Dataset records
[BEGIN]

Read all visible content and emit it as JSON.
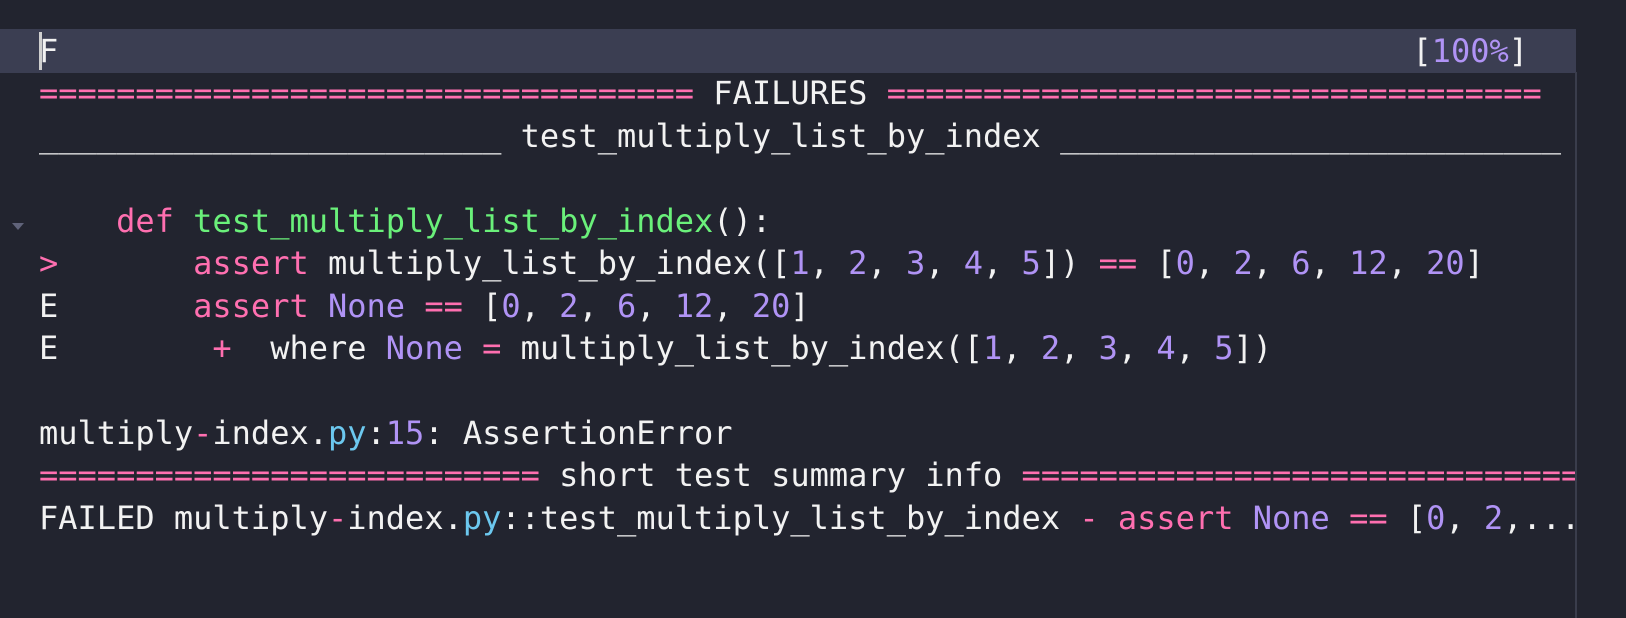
{
  "progress": {
    "status_char": "F",
    "open_bracket": "[",
    "percent": "100%",
    "close_bracket": "]"
  },
  "failures_header": {
    "left_rule": "==================================",
    "title": " FAILURES ",
    "right_rule": "=================================="
  },
  "test_header": {
    "left_rule": "________________________",
    "title": " test_multiply_list_by_index ",
    "right_rule": "__________________________"
  },
  "code": {
    "def_keyword": "def",
    "func_name": "test_multiply_list_by_index",
    "func_tail": "():",
    "arrow_marker": ">",
    "assert_keyword": "assert",
    "call_open": "multiply_list_by_index([",
    "args": [
      "1",
      "2",
      "3",
      "4",
      "5"
    ],
    "call_close": "])",
    "op_eq": "==",
    "expected": [
      "0",
      "2",
      "6",
      "12",
      "20"
    ],
    "error_marker": "E",
    "none": "None",
    "plus": "+",
    "where": "where",
    "eq": "="
  },
  "location": {
    "file_stem": "multiply",
    "dash": "-",
    "file_rest": "index.",
    "ext": "py",
    "colon": ":",
    "line_no": "15",
    "error": ": AssertionError"
  },
  "summary_header": {
    "left_rule": "==========================",
    "title": " short test summary info ",
    "right_rule": "============================="
  },
  "summary_line": {
    "failed": "FAILED",
    "path_stem": "multiply",
    "dash": "-",
    "path_rest": "index.",
    "ext": "py",
    "test_id": "::test_multiply_list_by_index",
    "sep": "-",
    "assert_keyword": "assert",
    "none": "None",
    "op_eq": "==",
    "bracket": "[",
    "first": "0",
    "second": "2",
    "ellipsis": ",..."
  },
  "colors": {
    "background": "#22242f",
    "highlight_row": "#3b3e52",
    "pink": "#ff6fb0",
    "green": "#6af07a",
    "purple": "#b093f5",
    "cyan": "#6cc8ef",
    "text": "#f2f2f2"
  }
}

[END]

• **Exercise requirements**
Pull out all lines containing the word "title" from the entries above.

• **Full answer**
    "title": " FAILURES ",
    "title": " test_multiply_list_by_index ",
    "title": " short test summary info ",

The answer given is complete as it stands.